Given request: Repeat each record exactly as written, and drop any images.

Extracted material:
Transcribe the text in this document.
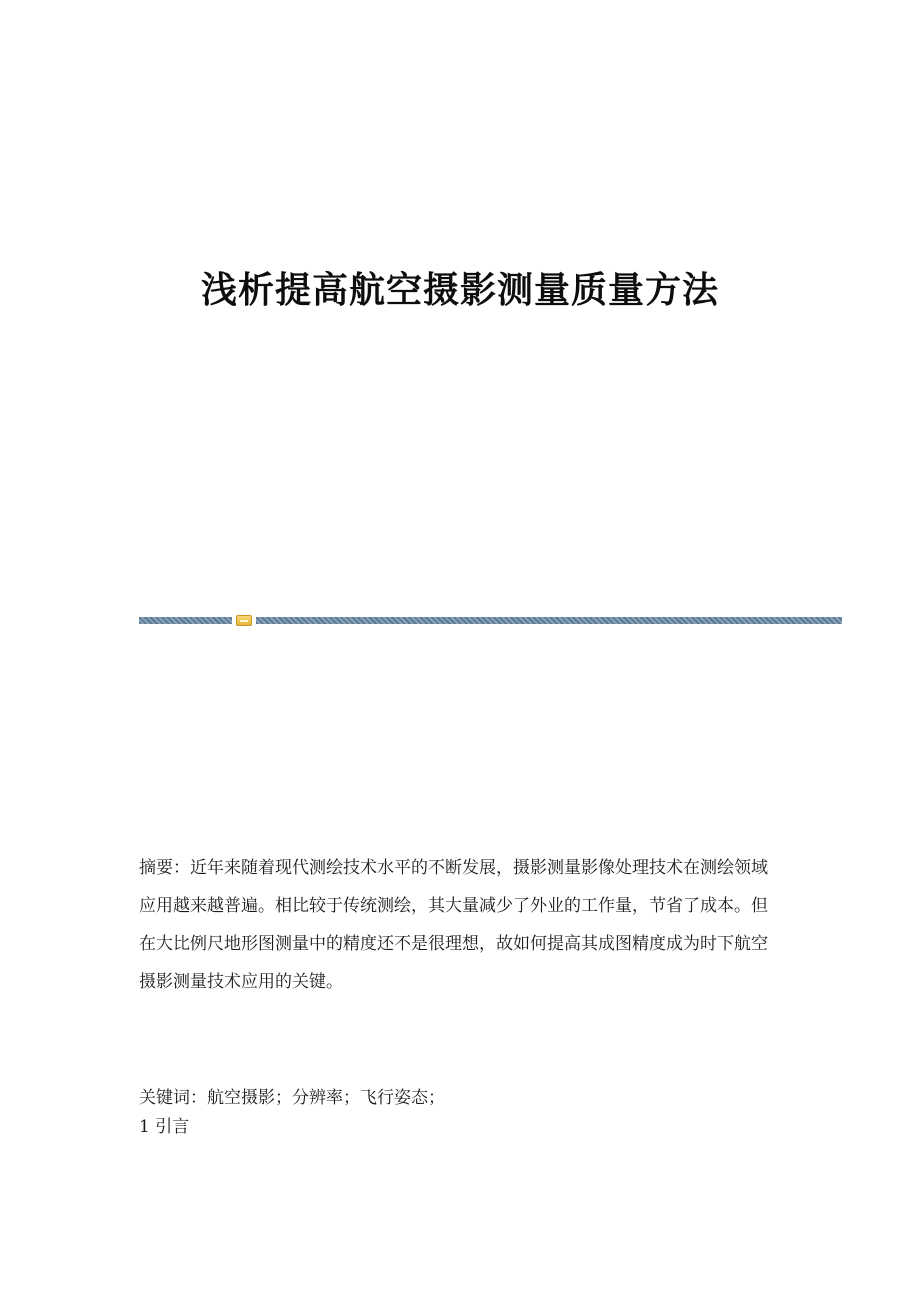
浅析提高航空摄影测量质量方法
摘要：近年来随着现代测绘技术水平的不断发展，摄影测量影像处理技术在测绘领域应用越来越普遍。相比较于传统测绘，其大量减少了外业的工作量，节省了成本。但在大比例尺地形图测量中的精度还不是很理想，故如何提高其成图精度成为时下航空摄影测量技术应用的关键。
关键词：航空摄影；分辨率；飞行姿态；
1 引言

Solution:
Transcribe the text in this document.
浅析提高航空摄影测量质量方法
摘要：近年来随着现代测绘技术水平的不断发展，摄影测量影像处理技术在测绘领域应用越来越普遍。相比较于传统测绘，其大量减少了外业的工作量，节省了成本。但在大比例尺地形图测量中的精度还不是很理想，故如何提高其成图精度成为时下航空摄影测量技术应用的关键。
关键词：航空摄影；分辨率；飞行姿态；
1 引言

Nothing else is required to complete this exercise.